→ Exercise instructions
Search the data below for "sind"; list each line that holds it.

──────── Recorded information ────────

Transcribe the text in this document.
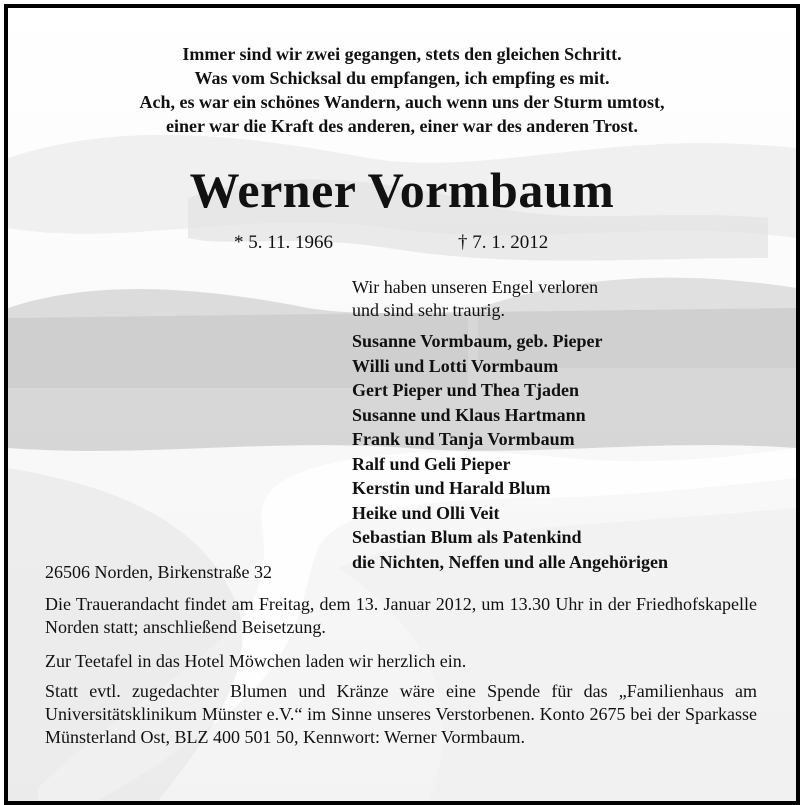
Immer sind wir zwei gegangen, stets den gleichen Schritt.
Was vom Schicksal du empfangen, ich empfing es mit.
Ach, es war ein schönes Wandern, auch wenn uns der Sturm umtost,
einer war die Kraft des anderen, einer war des anderen Trost.
Werner Vormbaum
* 5. 11. 1966	† 7. 1. 2012
Wir haben unseren Engel verloren
und sind sehr traurig.
Susanne Vormbaum, geb. Pieper
Willi und Lotti Vormbaum
Gert Pieper und Thea Tjaden
Susanne und Klaus Hartmann
Frank und Tanja Vormbaum
Ralf und Geli Pieper
Kerstin und Harald Blum
Heike und Olli Veit
Sebastian Blum als Patenkind
die Nichten, Neffen und alle Angehörigen
26506 Norden, Birkenstraße 32
Die Trauerandacht findet am Freitag, dem 13. Januar 2012, um 13.30 Uhr in der Friedhofskapelle Norden statt; anschließend Beisetzung.
Zur Teetafel in das Hotel Möwchen laden wir herzlich ein.
Statt evtl. zugedachter Blumen und Kränze wäre eine Spende für das „Familienhaus am Universitätsklinikum Münster e.V.“ im Sinne unseres Verstorbenen. Konto 2675 bei der Sparkasse Münsterland Ost, BLZ 400 501 50, Kennwort: Werner Vormbaum.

────────

→ Result
Immer sind wir zwei gegangen, stets den gleichen Schritt.
und sind sehr traurig.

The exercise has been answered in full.